Entries taken from a collection:

========

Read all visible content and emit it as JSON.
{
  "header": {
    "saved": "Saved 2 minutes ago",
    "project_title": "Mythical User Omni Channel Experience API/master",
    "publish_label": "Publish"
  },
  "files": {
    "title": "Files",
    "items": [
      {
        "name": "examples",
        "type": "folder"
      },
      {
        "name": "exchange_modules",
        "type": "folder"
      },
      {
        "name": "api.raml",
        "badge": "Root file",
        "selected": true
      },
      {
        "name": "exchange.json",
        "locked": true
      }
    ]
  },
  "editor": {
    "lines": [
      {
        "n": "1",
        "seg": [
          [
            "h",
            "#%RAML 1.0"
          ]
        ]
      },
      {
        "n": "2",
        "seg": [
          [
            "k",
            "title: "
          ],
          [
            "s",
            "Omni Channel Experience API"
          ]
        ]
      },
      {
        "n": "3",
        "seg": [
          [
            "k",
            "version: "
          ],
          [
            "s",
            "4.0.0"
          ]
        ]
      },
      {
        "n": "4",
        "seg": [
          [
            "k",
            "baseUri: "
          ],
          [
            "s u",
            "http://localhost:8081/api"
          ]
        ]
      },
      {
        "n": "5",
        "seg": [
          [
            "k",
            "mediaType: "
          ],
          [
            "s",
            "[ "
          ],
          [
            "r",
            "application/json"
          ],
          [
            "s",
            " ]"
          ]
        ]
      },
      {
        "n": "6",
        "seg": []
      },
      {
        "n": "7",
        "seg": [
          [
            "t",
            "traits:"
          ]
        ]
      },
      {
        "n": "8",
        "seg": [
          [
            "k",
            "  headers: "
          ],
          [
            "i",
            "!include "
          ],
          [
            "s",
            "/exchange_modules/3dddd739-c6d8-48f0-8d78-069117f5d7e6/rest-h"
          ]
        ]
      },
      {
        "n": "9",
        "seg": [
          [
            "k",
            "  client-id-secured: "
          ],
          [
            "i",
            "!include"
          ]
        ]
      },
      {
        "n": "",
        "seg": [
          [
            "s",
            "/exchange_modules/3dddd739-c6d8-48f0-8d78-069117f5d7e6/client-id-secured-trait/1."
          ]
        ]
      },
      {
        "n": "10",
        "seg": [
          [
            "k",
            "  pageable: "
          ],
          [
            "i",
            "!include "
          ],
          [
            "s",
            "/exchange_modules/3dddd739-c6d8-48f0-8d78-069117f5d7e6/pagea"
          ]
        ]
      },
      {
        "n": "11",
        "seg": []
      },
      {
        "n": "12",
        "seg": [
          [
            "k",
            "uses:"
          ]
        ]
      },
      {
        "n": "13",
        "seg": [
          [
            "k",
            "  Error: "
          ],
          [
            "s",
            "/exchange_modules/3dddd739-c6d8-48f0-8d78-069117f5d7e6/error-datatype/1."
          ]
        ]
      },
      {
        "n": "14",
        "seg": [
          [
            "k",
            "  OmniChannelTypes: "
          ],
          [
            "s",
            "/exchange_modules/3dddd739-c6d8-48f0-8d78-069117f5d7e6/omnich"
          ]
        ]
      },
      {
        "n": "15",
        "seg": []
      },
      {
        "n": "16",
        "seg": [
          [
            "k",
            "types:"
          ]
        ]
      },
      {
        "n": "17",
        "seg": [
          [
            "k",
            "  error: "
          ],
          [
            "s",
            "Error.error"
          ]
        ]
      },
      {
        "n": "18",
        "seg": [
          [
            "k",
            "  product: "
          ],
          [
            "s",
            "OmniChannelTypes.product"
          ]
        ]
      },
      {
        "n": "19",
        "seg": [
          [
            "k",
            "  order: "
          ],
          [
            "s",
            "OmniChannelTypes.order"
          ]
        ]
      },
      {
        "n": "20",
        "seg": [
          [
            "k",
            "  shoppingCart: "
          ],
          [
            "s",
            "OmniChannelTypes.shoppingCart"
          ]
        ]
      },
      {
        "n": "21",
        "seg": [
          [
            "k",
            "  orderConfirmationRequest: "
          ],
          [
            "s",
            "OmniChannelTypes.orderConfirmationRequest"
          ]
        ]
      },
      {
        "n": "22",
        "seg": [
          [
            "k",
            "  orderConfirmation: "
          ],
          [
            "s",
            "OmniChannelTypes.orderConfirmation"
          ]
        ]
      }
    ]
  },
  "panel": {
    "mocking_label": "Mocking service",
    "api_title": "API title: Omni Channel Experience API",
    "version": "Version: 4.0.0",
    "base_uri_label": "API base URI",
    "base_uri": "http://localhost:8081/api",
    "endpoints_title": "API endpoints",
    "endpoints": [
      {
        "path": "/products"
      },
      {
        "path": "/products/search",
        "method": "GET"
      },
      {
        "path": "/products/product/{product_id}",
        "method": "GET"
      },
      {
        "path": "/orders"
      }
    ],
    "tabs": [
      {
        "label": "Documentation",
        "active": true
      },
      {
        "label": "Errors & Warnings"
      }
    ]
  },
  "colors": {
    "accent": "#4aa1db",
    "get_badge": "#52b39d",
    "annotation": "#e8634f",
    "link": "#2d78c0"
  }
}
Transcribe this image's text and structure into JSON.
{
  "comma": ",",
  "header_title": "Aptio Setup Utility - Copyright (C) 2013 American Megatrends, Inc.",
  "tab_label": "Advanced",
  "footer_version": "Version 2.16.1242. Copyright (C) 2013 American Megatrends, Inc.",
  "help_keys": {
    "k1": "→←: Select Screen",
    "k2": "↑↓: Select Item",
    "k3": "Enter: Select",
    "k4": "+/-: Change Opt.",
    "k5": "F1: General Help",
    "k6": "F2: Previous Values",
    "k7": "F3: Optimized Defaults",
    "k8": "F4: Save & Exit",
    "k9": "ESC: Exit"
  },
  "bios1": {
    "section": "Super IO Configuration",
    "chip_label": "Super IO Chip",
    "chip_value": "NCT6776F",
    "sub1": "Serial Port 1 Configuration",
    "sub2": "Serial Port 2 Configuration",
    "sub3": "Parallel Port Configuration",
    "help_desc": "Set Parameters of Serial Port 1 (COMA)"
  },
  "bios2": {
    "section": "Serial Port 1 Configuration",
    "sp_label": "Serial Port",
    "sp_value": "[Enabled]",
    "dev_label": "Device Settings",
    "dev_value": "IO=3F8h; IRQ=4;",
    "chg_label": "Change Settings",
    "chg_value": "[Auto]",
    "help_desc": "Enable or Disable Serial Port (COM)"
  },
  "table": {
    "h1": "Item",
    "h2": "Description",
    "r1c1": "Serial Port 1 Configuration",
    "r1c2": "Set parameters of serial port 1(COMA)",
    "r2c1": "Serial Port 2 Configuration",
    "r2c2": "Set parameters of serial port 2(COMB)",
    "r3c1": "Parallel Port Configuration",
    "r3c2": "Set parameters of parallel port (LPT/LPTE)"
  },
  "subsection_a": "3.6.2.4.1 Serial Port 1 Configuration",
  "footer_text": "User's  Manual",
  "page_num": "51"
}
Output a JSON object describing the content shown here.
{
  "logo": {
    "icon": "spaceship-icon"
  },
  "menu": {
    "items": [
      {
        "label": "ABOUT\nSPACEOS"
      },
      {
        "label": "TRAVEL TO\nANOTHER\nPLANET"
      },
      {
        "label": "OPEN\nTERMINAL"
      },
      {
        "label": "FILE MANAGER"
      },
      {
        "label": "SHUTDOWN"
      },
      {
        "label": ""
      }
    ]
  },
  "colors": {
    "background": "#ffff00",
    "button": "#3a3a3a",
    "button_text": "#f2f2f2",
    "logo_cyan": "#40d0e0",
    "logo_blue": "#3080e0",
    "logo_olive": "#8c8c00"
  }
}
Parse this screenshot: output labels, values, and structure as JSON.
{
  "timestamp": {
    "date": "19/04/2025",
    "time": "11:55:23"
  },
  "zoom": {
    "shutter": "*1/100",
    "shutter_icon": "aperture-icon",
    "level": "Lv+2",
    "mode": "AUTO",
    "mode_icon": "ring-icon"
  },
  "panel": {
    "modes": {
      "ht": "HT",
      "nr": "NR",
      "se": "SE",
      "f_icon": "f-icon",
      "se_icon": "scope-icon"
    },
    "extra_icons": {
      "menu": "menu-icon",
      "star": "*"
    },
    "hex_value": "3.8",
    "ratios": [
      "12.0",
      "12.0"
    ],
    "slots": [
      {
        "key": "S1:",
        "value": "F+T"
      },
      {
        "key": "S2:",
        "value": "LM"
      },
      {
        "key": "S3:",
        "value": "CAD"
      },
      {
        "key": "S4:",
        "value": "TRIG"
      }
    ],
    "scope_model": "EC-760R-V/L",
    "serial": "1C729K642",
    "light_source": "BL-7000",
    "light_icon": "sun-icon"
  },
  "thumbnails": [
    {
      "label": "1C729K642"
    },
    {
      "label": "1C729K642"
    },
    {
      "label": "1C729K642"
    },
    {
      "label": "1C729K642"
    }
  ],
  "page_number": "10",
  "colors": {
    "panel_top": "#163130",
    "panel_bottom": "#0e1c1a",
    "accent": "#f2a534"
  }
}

========

### Work to complete
Determine the number of lines in the records that include the string "path", and respond with that number only.

### The reply
4